───── Record excerpts ─────

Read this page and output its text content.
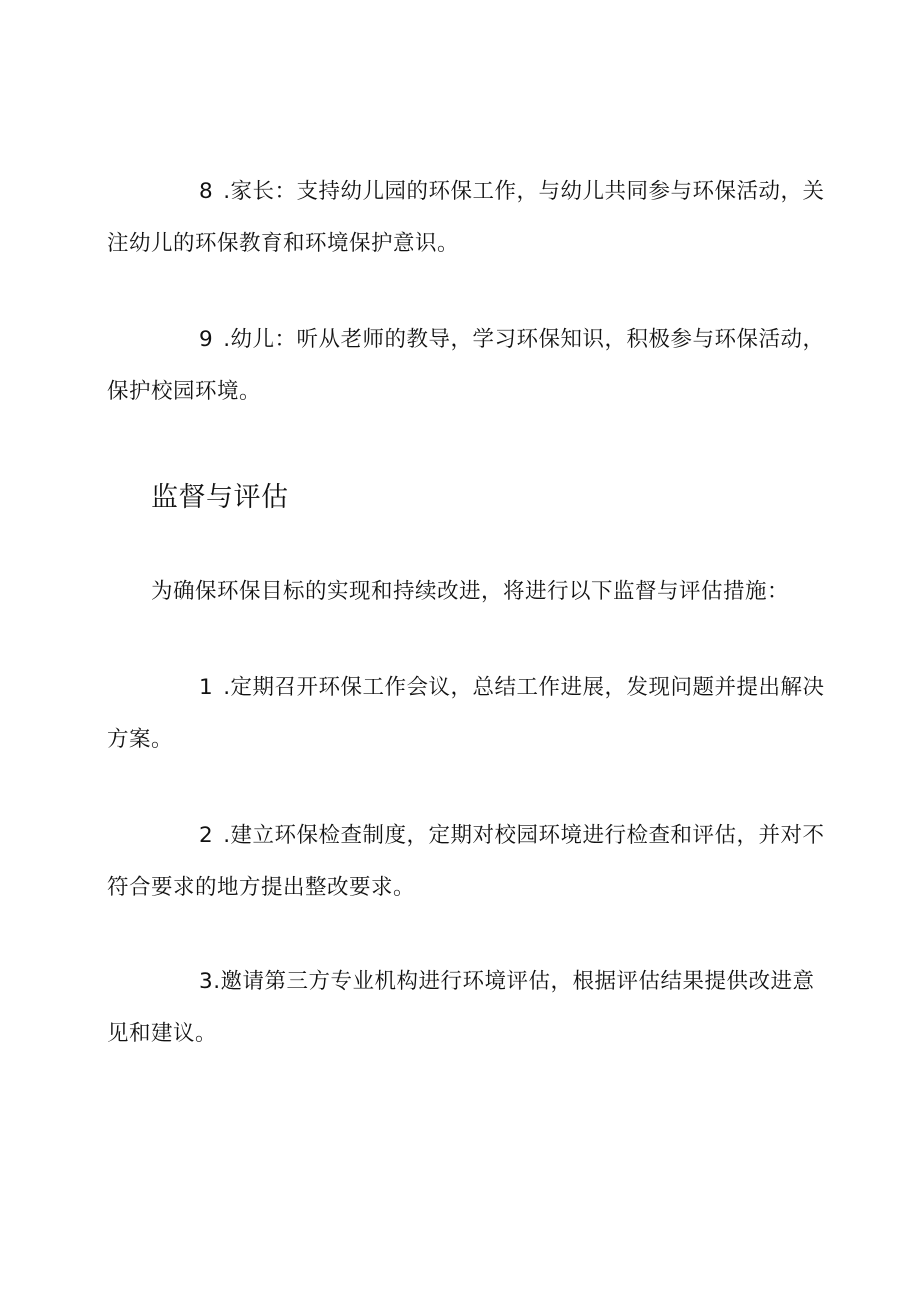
8 .家长：支持幼儿园的环保工作，与幼儿共同参与环保活动，关注幼儿的环保教育和环境保护意识。

9 .幼儿：听从老师的教导，学习环保知识，积极参与环保活动，保护校园环境。

监督与评估

为确保环保目标的实现和持续改进，将进行以下监督与评估措施：

1 .定期召开环保工作会议，总结工作进展，发现问题并提出解决方案。

2 .建立环保检查制度，定期对校园环境进行检查和评估，并对不符合要求的地方提出整改要求。

3.邀请第三方专业机构进行环境评估，根据评估结果提供改进意见和建议。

─────

= Written instruction =
Extract the entries in full, exactly as they are, minus the pictures.

= The solution =
Read this page and output its text content.
8 .家长：支持幼儿园的环保工作，与幼儿共同参与环保活动，关注幼儿的环保教育和环境保护意识。

9 .幼儿：听从老师的教导，学习环保知识，积极参与环保活动，保护校园环境。

监督与评估

为确保环保目标的实现和持续改进，将进行以下监督与评估措施：

1 .定期召开环保工作会议，总结工作进展，发现问题并提出解决方案。

2 .建立环保检查制度，定期对校园环境进行检查和评估，并对不符合要求的地方提出整改要求。

3.邀请第三方专业机构进行环境评估，根据评估结果提供改进意见和建议。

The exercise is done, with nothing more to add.